start Supplied data
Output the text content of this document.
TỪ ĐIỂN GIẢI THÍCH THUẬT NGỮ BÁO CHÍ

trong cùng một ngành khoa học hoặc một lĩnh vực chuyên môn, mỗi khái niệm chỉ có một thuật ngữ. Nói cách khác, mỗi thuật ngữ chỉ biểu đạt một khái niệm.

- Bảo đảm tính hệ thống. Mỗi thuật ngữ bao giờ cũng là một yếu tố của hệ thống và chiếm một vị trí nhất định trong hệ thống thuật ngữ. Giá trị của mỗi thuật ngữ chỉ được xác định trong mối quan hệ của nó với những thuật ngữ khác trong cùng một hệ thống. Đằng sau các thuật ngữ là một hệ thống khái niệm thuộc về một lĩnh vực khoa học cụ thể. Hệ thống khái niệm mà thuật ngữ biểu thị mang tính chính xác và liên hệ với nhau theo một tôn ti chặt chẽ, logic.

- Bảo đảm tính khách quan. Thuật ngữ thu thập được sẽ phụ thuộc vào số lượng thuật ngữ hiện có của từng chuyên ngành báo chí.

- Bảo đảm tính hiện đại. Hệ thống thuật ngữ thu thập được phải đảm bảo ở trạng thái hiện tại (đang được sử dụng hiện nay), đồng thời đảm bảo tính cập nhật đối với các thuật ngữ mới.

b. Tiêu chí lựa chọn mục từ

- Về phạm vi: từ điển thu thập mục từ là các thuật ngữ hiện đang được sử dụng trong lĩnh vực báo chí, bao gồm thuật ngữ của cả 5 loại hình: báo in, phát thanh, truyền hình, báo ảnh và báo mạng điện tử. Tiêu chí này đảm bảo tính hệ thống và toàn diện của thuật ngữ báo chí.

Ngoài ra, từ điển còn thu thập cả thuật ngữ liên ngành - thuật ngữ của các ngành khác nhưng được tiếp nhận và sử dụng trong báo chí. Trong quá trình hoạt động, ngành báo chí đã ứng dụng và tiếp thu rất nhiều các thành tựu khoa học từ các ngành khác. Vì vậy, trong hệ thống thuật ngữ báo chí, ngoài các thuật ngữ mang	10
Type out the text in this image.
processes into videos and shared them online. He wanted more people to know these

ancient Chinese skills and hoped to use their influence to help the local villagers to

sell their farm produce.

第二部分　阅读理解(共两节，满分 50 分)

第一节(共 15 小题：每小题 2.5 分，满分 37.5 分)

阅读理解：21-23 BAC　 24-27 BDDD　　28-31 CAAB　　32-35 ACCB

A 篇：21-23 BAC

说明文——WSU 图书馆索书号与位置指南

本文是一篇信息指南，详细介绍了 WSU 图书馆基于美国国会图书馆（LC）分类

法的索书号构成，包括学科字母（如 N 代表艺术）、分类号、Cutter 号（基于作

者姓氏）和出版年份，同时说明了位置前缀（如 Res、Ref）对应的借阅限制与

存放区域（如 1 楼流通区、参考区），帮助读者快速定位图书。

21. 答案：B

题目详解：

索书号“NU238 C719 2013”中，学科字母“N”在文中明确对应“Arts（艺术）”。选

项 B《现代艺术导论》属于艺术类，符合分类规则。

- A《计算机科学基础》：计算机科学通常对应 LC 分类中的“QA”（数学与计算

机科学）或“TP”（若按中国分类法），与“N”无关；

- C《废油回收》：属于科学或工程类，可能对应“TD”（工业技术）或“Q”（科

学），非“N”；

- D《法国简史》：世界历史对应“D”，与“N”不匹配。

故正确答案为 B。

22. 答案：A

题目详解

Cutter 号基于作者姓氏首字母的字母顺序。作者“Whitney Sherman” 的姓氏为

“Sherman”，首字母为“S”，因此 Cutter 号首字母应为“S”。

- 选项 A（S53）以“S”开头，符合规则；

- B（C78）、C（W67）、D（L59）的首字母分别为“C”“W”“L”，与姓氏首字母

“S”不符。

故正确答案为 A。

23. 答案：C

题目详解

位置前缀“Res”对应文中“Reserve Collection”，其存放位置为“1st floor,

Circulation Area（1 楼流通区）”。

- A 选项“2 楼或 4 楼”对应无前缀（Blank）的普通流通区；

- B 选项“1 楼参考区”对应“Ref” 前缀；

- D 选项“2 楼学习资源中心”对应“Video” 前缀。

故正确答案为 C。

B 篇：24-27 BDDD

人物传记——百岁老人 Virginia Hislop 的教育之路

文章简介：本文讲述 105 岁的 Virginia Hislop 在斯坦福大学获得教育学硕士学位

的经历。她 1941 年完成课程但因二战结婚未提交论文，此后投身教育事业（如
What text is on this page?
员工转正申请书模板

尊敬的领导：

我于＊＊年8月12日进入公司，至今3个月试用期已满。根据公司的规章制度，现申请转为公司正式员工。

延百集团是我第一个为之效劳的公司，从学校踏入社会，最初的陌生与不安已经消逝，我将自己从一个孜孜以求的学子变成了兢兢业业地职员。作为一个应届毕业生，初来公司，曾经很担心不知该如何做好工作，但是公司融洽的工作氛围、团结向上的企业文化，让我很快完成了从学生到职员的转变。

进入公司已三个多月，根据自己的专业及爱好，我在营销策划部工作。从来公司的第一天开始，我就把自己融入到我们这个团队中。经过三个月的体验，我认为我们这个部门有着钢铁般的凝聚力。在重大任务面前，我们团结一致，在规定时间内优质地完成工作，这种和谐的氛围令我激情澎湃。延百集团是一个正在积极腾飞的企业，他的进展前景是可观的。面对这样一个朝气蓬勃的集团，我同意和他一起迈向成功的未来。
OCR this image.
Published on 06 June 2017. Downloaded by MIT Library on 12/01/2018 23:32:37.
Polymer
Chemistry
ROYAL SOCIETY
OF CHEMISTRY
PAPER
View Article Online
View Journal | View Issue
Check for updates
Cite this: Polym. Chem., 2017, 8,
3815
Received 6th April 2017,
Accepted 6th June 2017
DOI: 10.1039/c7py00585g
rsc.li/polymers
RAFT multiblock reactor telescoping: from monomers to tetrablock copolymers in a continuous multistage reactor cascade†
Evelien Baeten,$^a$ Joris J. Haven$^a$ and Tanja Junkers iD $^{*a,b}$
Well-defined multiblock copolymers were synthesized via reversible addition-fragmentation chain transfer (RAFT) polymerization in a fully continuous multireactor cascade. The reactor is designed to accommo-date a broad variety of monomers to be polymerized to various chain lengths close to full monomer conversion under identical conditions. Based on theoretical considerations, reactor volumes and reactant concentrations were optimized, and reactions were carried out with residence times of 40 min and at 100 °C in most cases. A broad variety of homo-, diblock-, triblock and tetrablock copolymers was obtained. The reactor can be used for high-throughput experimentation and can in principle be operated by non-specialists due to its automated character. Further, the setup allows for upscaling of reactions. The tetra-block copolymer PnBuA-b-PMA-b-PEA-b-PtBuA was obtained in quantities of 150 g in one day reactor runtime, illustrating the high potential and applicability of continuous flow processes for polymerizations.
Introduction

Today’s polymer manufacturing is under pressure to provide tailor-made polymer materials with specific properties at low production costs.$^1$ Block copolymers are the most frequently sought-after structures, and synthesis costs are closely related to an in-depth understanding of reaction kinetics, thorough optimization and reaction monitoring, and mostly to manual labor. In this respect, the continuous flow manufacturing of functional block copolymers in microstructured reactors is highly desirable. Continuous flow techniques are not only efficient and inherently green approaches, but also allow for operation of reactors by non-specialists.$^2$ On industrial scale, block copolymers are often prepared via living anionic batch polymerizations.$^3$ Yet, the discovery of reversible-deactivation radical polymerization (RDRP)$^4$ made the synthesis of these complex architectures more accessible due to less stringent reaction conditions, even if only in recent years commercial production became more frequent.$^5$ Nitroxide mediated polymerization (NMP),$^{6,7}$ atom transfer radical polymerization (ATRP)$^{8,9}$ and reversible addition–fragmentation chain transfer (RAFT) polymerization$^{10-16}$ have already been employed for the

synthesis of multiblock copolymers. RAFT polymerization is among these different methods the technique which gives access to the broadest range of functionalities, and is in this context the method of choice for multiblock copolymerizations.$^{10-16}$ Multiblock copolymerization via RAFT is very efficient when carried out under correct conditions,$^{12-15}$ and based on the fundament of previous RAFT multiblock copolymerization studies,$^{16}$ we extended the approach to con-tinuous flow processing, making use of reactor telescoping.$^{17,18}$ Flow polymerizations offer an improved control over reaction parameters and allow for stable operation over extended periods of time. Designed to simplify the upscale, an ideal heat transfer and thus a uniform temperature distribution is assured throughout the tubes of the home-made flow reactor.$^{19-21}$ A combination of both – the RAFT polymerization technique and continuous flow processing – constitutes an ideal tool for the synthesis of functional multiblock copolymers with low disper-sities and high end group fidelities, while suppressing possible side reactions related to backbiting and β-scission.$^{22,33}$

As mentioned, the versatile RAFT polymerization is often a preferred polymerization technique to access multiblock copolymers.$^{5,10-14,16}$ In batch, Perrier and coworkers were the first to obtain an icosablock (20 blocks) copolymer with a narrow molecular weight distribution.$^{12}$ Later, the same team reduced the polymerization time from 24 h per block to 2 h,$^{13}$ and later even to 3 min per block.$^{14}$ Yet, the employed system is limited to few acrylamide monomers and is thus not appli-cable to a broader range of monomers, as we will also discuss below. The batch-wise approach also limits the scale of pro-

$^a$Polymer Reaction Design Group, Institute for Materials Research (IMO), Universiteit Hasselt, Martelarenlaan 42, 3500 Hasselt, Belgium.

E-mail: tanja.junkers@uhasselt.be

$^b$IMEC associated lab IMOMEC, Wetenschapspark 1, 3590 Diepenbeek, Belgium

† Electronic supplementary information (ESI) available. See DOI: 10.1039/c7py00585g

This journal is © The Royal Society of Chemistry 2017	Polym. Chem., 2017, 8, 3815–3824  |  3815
end Supplied data
● Directions:
List all lines from the entries that include the word "BDDD".

● Problem solution:
阅读理解：21-23 BAC　 24-27 BDDD　　28-31 CAAB　　32-35 ACCB
B 篇：24-27 BDDD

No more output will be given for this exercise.